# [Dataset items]
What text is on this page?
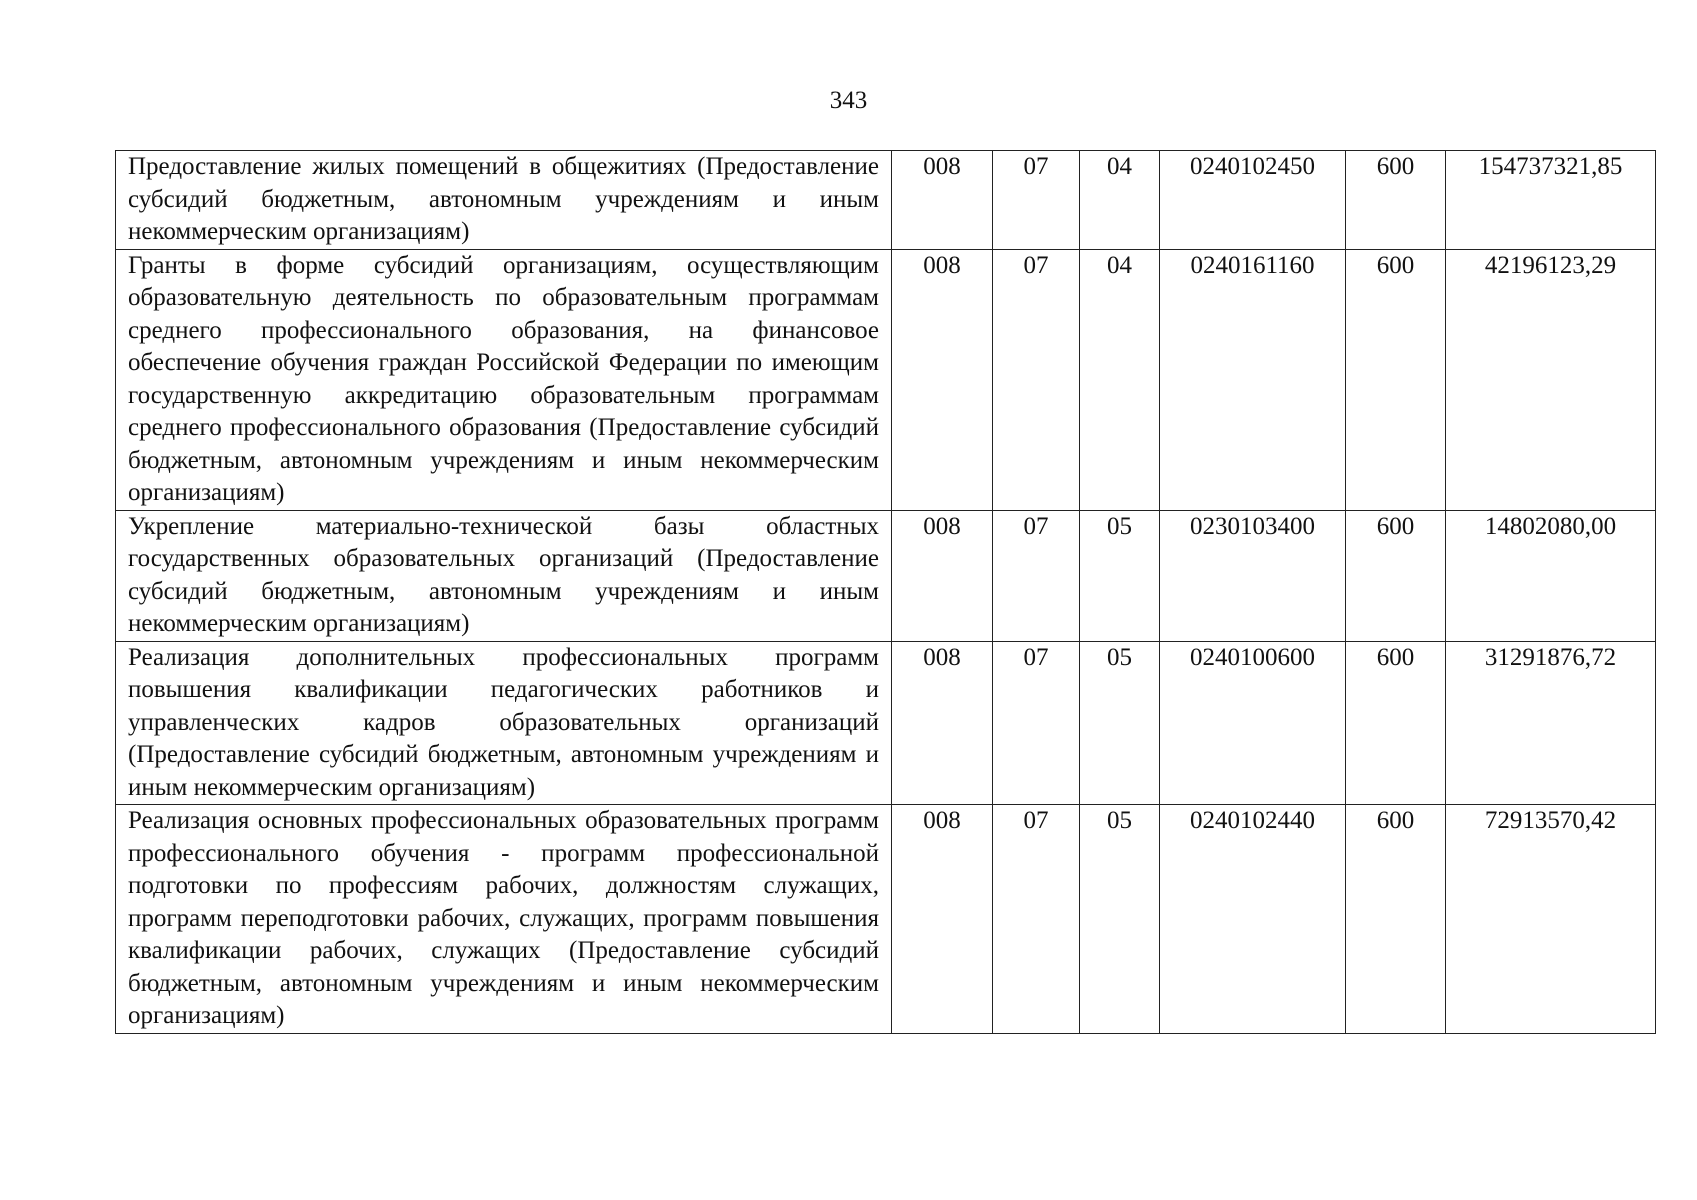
343
Предоставление жилых помещений в общежитиях (Предоставление субсидий бюджетным, автономным учреждениям и иным некоммерческим организациям)	008	07	04	0240102450	600	154737321,85
Гранты в форме субсидий организациям, осуществляющим образовательную деятельность по образовательным программам среднего профессионального образования, на финансовое обеспечение обучения граждан Российской Федерации по имеющим государственную аккредитацию образовательным программам среднего профессионального образования (Предоставление субсидий бюджетным, автономным учреждениям и иным некоммерческим организациям)	008	07	04	0240161160	600	42196123,29
Укрепление материально-технической базы областных государственных образовательных организаций (Предоставление субсидий бюджетным, автономным учреждениям и иным некоммерческим организациям)	008	07	05	0230103400	600	14802080,00
Реализация дополнительных профессиональных программ повышения квалификации педагогических работников и управленческих кадров образовательных организаций (Предоставление субсидий бюджетным, автономным учреждениям и иным некоммерческим организациям)	008	07	05	0240100600	600	31291876,72
Реализация основных профессиональных образовательных программ профессионального обучения - программ профессиональной подготовки по профессиям рабочих, должностям служащих, программ переподготовки рабочих, служащих, программ повышения квалификации рабочих, служащих (Предоставление субсидий бюджетным, автономным учреждениям и иным некоммерческим организациям)	008	07	05	0240102440	600	72913570,42
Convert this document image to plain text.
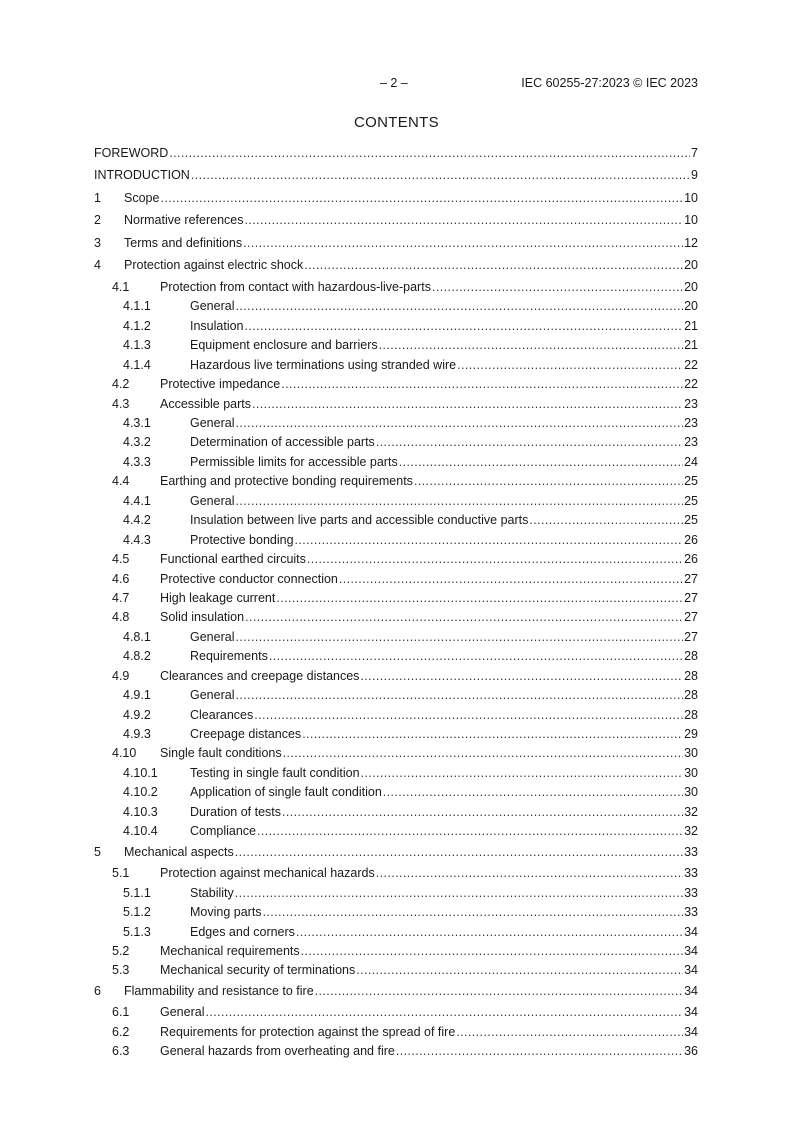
– 2 –	IEC 60255-27:2023 © IEC 2023
CONTENTS
FOREWORD .....	7
INTRODUCTION .....	9
1	Scope .....	10
2	Normative references .....	10
3	Terms and definitions .....	12
4	Protection against electric shock .....	20
4.1	Protection from contact with hazardous-live-parts .....	20
4.1.1	General .....	20
4.1.2	Insulation .....	21
4.1.3	Equipment enclosure and barriers .....	21
4.1.4	Hazardous live terminations using stranded wire .....	22
4.2	Protective impedance .....	22
4.3	Accessible parts .....	23
4.3.1	General .....	23
4.3.2	Determination of accessible parts .....	23
4.3.3	Permissible limits for accessible parts .....	24
4.4	Earthing and protective bonding requirements .....	25
4.4.1	General .....	25
4.4.2	Insulation between live parts and accessible conductive parts .....	25
4.4.3	Protective bonding .....	26
4.5	Functional earthed circuits .....	26
4.6	Protective conductor connection .....	27
4.7	High leakage current .....	27
4.8	Solid insulation .....	27
4.8.1	General .....	27
4.8.2	Requirements .....	28
4.9	Clearances and creepage distances .....	28
4.9.1	General .....	28
4.9.2	Clearances .....	28
4.9.3	Creepage distances .....	29
4.10	Single fault conditions .....	30
4.10.1	Testing in single fault condition .....	30
4.10.2	Application of single fault condition .....	30
4.10.3	Duration of tests .....	32
4.10.4	Compliance .....	32
5	Mechanical aspects .....	33
5.1	Protection against mechanical hazards .....	33
5.1.1	Stability .....	33
5.1.2	Moving parts .....	33
5.1.3	Edges and corners .....	34
5.2	Mechanical requirements .....	34
5.3	Mechanical security of terminations .....	34
6	Flammability and resistance to fire .....	34
6.1	General .....	34
6.2	Requirements for protection against the spread of fire .....	34
6.3	General hazards from overheating and fire .....	36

# [Task to carry out]
Write out the whole listing exactly, and drop the pictures.

# [Answer for this exercise]
What text is on this page?
343
Предоставление жилых помещений в общежитиях (Предоставление субсидий бюджетным, автономным учреждениям и иным некоммерческим организациям)	008	07	04	0240102450	600	154737321,85
Гранты в форме субсидий организациям, осуществляющим образовательную деятельность по образовательным программам среднего профессионального образования, на финансовое обеспечение обучения граждан Российской Федерации по имеющим государственную аккредитацию образовательным программам среднего профессионального образования (Предоставление субсидий бюджетным, автономным учреждениям и иным некоммерческим организациям)	008	07	04	0240161160	600	42196123,29
Укрепление материально-технической базы областных государственных образовательных организаций (Предоставление субсидий бюджетным, автономным учреждениям и иным некоммерческим организациям)	008	07	05	0230103400	600	14802080,00
Реализация дополнительных профессиональных программ повышения квалификации педагогических работников и управленческих кадров образовательных организаций (Предоставление субсидий бюджетным, автономным учреждениям и иным некоммерческим организациям)	008	07	05	0240100600	600	31291876,72
Реализация основных профессиональных образовательных программ профессионального обучения - программ профессиональной подготовки по профессиям рабочих, должностям служащих, программ переподготовки рабочих, служащих, программ повышения квалификации рабочих, служащих (Предоставление субсидий бюджетным, автономным учреждениям и иным некоммерческим организациям)	008	07	05	0240102440	600	72913570,42
Convert this document image to plain text.
– 2 –	IEC 60255-27:2023 © IEC 2023
CONTENTS
FOREWORD .....	7
INTRODUCTION .....	9
1	Scope .....	10
2	Normative references .....	10
3	Terms and definitions .....	12
4	Protection against electric shock .....	20
4.1	Protection from contact with hazardous-live-parts .....	20
4.1.1	General .....	20
4.1.2	Insulation .....	21
4.1.3	Equipment enclosure and barriers .....	21
4.1.4	Hazardous live terminations using stranded wire .....	22
4.2	Protective impedance .....	22
4.3	Accessible parts .....	23
4.3.1	General .....	23
4.3.2	Determination of accessible parts .....	23
4.3.3	Permissible limits for accessible parts .....	24
4.4	Earthing and protective bonding requirements .....	25
4.4.1	General .....	25
4.4.2	Insulation between live parts and accessible conductive parts .....	25
4.4.3	Protective bonding .....	26
4.5	Functional earthed circuits .....	26
4.6	Protective conductor connection .....	27
4.7	High leakage current .....	27
4.8	Solid insulation .....	27
4.8.1	General .....	27
4.8.2	Requirements .....	28
4.9	Clearances and creepage distances .....	28
4.9.1	General .....	28
4.9.2	Clearances .....	28
4.9.3	Creepage distances .....	29
4.10	Single fault conditions .....	30
4.10.1	Testing in single fault condition .....	30
4.10.2	Application of single fault condition .....	30
4.10.3	Duration of tests .....	32
4.10.4	Compliance .....	32
5	Mechanical aspects .....	33
5.1	Protection against mechanical hazards .....	33
5.1.1	Stability .....	33
5.1.2	Moving parts .....	33
5.1.3	Edges and corners .....	34
5.2	Mechanical requirements .....	34
5.3	Mechanical security of terminations .....	34
6	Flammability and resistance to fire .....	34
6.1	General .....	34
6.2	Requirements for protection against the spread of fire .....	34
6.3	General hazards from overheating and fire .....	36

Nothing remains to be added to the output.